## [Stated task]
Pick out the lines containing "text".

(Collected data)
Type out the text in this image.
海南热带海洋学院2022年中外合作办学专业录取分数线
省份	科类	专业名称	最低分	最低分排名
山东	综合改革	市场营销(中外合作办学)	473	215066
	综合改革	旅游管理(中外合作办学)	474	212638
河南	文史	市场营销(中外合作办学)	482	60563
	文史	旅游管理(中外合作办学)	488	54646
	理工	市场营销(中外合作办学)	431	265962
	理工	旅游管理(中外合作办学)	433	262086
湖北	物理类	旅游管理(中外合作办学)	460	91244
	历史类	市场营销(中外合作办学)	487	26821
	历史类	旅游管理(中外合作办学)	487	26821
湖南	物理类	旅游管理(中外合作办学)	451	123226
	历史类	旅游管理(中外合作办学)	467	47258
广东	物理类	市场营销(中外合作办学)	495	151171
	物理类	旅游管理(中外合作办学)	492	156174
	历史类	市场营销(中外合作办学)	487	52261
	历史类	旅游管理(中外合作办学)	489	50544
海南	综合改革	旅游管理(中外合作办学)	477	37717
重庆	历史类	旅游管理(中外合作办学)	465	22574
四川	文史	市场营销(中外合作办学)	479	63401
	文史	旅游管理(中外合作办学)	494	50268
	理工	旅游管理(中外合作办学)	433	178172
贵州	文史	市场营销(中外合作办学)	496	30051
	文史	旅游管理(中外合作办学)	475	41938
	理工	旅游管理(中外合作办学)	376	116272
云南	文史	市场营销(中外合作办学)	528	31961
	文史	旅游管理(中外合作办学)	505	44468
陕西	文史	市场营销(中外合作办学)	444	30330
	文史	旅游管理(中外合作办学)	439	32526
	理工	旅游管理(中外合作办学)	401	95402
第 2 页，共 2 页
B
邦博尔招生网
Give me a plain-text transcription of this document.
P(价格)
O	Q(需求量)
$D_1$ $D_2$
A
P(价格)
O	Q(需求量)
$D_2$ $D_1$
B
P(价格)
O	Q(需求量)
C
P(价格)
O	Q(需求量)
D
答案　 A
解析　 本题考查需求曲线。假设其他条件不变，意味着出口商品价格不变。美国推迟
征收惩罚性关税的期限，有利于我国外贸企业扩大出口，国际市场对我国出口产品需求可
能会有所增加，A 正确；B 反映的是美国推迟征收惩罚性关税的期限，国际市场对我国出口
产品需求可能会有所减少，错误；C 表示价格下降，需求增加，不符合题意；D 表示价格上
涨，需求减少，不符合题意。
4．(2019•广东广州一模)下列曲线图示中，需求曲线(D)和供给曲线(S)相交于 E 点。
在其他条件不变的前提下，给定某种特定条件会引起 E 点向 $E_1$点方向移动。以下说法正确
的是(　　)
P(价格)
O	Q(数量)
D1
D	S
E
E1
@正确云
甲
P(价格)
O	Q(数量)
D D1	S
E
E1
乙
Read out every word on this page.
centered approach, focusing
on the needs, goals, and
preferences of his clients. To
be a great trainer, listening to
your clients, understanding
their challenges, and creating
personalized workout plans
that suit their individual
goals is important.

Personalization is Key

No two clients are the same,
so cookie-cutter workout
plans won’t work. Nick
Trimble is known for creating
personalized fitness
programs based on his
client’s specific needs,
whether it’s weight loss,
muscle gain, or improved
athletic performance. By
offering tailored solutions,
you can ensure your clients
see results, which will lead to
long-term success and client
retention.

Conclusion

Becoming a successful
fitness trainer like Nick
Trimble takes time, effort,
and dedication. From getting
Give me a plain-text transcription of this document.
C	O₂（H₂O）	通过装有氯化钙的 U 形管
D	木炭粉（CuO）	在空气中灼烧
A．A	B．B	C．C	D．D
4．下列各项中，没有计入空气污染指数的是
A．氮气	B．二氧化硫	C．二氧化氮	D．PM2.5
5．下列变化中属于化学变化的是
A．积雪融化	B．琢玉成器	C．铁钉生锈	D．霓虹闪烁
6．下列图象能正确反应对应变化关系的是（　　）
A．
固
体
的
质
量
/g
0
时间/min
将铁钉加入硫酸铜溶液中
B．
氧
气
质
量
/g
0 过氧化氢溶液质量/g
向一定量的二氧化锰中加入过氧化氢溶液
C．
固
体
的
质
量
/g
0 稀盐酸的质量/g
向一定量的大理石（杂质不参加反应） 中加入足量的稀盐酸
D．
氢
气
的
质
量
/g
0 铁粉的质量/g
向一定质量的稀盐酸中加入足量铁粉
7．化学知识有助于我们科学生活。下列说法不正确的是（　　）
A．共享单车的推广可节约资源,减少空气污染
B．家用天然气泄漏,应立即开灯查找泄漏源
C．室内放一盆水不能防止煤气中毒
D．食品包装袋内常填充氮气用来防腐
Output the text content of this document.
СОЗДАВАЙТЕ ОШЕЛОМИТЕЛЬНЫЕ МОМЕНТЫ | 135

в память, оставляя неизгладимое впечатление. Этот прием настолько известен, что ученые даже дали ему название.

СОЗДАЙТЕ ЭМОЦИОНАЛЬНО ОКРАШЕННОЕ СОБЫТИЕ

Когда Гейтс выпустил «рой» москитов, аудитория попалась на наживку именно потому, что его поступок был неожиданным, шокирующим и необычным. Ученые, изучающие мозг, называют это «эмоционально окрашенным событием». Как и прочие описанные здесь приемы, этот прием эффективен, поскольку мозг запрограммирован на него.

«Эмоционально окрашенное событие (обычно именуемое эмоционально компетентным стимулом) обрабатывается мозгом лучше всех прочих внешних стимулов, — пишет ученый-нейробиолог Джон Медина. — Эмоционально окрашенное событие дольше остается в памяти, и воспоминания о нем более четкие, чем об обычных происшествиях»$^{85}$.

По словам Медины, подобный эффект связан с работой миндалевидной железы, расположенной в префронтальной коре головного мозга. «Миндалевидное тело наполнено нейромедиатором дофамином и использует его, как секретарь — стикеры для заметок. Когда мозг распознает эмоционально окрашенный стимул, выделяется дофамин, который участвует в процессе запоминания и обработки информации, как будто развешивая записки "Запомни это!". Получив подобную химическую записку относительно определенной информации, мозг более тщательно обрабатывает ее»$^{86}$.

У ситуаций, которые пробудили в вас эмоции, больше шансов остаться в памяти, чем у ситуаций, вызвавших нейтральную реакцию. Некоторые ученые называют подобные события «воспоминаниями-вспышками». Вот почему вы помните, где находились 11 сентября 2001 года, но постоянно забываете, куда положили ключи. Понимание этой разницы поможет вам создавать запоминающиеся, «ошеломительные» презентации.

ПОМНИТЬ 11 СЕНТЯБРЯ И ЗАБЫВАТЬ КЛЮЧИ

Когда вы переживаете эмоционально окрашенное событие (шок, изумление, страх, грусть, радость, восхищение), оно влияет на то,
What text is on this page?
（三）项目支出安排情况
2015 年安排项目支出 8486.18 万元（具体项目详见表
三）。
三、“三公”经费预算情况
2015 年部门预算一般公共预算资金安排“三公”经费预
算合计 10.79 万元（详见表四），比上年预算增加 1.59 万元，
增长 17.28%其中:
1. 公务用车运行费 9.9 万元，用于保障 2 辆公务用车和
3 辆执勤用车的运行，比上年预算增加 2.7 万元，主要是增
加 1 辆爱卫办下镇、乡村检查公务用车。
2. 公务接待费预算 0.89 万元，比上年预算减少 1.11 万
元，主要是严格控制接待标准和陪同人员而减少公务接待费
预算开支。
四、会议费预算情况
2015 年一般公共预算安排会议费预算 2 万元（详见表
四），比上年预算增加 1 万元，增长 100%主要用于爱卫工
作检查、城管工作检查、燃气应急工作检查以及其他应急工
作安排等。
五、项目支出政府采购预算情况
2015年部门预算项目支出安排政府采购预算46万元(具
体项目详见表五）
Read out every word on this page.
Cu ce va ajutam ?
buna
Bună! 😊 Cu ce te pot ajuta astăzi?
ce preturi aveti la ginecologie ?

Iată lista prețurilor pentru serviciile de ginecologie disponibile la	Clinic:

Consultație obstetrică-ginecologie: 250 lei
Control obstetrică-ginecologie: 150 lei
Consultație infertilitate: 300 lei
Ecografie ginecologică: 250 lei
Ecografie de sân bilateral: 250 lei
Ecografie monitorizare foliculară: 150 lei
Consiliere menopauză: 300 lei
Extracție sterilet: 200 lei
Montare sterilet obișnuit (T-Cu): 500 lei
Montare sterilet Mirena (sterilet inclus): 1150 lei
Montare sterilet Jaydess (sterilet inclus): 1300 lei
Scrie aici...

## [Result of this task]
Type out the text in this image.
Give me a plain-text transcription of this document.
Give me a plain-text transcription of this document.
Output the text content of this document.
What text is on this page?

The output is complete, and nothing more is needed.